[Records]
▼

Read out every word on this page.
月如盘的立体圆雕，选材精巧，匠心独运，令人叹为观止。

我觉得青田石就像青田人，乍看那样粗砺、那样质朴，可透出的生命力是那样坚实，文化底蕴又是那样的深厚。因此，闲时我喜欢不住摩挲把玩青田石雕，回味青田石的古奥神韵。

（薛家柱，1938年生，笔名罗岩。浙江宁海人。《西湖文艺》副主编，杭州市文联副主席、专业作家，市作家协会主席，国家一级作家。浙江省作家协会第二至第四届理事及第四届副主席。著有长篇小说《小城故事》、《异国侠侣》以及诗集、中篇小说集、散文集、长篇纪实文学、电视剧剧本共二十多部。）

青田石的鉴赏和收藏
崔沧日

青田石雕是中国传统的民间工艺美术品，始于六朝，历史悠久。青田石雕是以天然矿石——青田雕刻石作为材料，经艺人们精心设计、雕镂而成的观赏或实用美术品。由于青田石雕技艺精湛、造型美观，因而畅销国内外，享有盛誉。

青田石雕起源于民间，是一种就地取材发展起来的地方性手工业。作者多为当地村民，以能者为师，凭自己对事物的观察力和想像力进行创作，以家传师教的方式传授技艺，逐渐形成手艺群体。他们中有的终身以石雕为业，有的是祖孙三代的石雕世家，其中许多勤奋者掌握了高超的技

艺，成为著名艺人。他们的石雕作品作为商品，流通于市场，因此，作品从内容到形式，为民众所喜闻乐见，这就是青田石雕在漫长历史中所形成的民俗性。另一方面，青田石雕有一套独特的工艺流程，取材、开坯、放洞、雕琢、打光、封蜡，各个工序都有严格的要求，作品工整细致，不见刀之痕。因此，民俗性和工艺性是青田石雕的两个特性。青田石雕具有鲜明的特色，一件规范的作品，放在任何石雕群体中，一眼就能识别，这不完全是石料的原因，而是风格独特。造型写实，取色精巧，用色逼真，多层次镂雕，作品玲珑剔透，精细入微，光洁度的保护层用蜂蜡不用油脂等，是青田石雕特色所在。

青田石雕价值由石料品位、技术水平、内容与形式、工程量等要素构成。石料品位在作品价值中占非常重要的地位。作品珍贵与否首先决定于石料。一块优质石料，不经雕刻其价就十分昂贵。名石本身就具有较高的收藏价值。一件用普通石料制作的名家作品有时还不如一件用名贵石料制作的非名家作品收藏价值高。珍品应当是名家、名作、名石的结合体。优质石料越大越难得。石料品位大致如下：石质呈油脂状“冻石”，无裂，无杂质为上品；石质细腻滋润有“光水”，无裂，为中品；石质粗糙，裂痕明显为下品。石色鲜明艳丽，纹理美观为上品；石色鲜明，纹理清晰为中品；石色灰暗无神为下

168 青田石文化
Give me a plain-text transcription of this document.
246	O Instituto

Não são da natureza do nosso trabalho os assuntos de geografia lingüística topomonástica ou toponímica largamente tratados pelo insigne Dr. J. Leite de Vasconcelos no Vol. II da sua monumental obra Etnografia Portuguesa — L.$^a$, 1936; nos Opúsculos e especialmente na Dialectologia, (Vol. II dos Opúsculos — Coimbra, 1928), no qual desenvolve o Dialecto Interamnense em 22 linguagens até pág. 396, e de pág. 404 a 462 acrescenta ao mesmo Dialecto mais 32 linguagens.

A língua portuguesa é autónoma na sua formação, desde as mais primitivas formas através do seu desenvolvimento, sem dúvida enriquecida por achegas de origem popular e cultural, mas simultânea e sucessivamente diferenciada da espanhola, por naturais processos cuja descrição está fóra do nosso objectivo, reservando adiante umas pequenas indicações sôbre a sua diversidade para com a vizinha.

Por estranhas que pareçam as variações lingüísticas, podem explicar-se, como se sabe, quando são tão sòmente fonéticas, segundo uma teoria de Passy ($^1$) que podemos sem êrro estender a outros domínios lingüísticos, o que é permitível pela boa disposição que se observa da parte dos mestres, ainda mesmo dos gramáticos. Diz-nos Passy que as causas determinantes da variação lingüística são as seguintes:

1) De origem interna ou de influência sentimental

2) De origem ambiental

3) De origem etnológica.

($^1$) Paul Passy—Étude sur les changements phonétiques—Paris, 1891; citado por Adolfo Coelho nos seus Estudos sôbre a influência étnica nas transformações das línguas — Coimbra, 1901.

▲

[Aim]
Restate the whole listing exactly, leaving out nothing.

[Exercise solution]
Read out every word on this page.
月如盘的立体圆雕，选材精巧，匠心独运，令人叹为观止。

我觉得青田石就像青田人，乍看那样粗砺、那样质朴，可透出的生命力是那样坚实，文化底蕴又是那样的深厚。因此，闲时我喜欢不住摩挲把玩青田石雕，回味青田石的古奥神韵。

（薛家柱，1938年生，笔名罗岩。浙江宁海人。《西湖文艺》副主编，杭州市文联副主席、专业作家，市作家协会主席，国家一级作家。浙江省作家协会第二至第四届理事及第四届副主席。著有长篇小说《小城故事》、《异国侠侣》以及诗集、中篇小说集、散文集、长篇纪实文学、电视剧剧本共二十多部。）

青田石的鉴赏和收藏
崔沧日

青田石雕是中国传统的民间工艺美术品，始于六朝，历史悠久。青田石雕是以天然矿石——青田雕刻石作为材料，经艺人们精心设计、雕镂而成的观赏或实用美术品。由于青田石雕技艺精湛、造型美观，因而畅销国内外，享有盛誉。

青田石雕起源于民间，是一种就地取材发展起来的地方性手工业。作者多为当地村民，以能者为师，凭自己对事物的观察力和想像力进行创作，以家传师教的方式传授技艺，逐渐形成手艺群体。他们中有的终身以石雕为业，有的是祖孙三代的石雕世家，其中许多勤奋者掌握了高超的技

艺，成为著名艺人。他们的石雕作品作为商品，流通于市场，因此，作品从内容到形式，为民众所喜闻乐见，这就是青田石雕在漫长历史中所形成的民俗性。另一方面，青田石雕有一套独特的工艺流程，取材、开坯、放洞、雕琢、打光、封蜡，各个工序都有严格的要求，作品工整细致，不见刀之痕。因此，民俗性和工艺性是青田石雕的两个特性。青田石雕具有鲜明的特色，一件规范的作品，放在任何石雕群体中，一眼就能识别，这不完全是石料的原因，而是风格独特。造型写实，取色精巧，用色逼真，多层次镂雕，作品玲珑剔透，精细入微，光洁度的保护层用蜂蜡不用油脂等，是青田石雕特色所在。

青田石雕价值由石料品位、技术水平、内容与形式、工程量等要素构成。石料品位在作品价值中占非常重要的地位。作品珍贵与否首先决定于石料。一块优质石料，不经雕刻其价就十分昂贵。名石本身就具有较高的收藏价值。一件用普通石料制作的名家作品有时还不如一件用名贵石料制作的非名家作品收藏价值高。珍品应当是名家、名作、名石的结合体。优质石料越大越难得。石料品位大致如下：石质呈油脂状“冻石”，无裂，无杂质为上品；石质细腻滋润有“光水”，无裂，为中品；石质粗糙，裂痕明显为下品。石色鲜明艳丽，纹理美观为上品；石色鲜明，纹理清晰为中品；石色灰暗无神为下

168 青田石文化
Give me a plain-text transcription of this document.
246	O Instituto

Não são da natureza do nosso trabalho os assuntos de geografia lingüística topomonástica ou toponímica largamente tratados pelo insigne Dr. J. Leite de Vasconcelos no Vol. II da sua monumental obra Etnografia Portuguesa — L.$^a$, 1936; nos Opúsculos e especialmente na Dialectologia, (Vol. II dos Opúsculos — Coimbra, 1928), no qual desenvolve o Dialecto Interamnense em 22 linguagens até pág. 396, e de pág. 404 a 462 acrescenta ao mesmo Dialecto mais 32 linguagens.

A língua portuguesa é autónoma na sua formação, desde as mais primitivas formas através do seu desenvolvimento, sem dúvida enriquecida por achegas de origem popular e cultural, mas simultânea e sucessivamente diferenciada da espanhola, por naturais processos cuja descrição está fóra do nosso objectivo, reservando adiante umas pequenas indicações sôbre a sua diversidade para com a vizinha.

Por estranhas que pareçam as variações lingüísticas, podem explicar-se, como se sabe, quando são tão sòmente fonéticas, segundo uma teoria de Passy ($^1$) que podemos sem êrro estender a outros domínios lingüísticos, o que é permitível pela boa disposição que se observa da parte dos mestres, ainda mesmo dos gramáticos. Diz-nos Passy que as causas determinantes da variação lingüística são as seguintes:

1) De origem interna ou de influência sentimental

2) De origem ambiental

3) De origem etnológica.

($^1$) Paul Passy—Étude sur les changements phonétiques—Paris, 1891; citado por Adolfo Coelho nos seus Estudos sôbre a influência étnica nas transformações das línguas — Coimbra, 1901.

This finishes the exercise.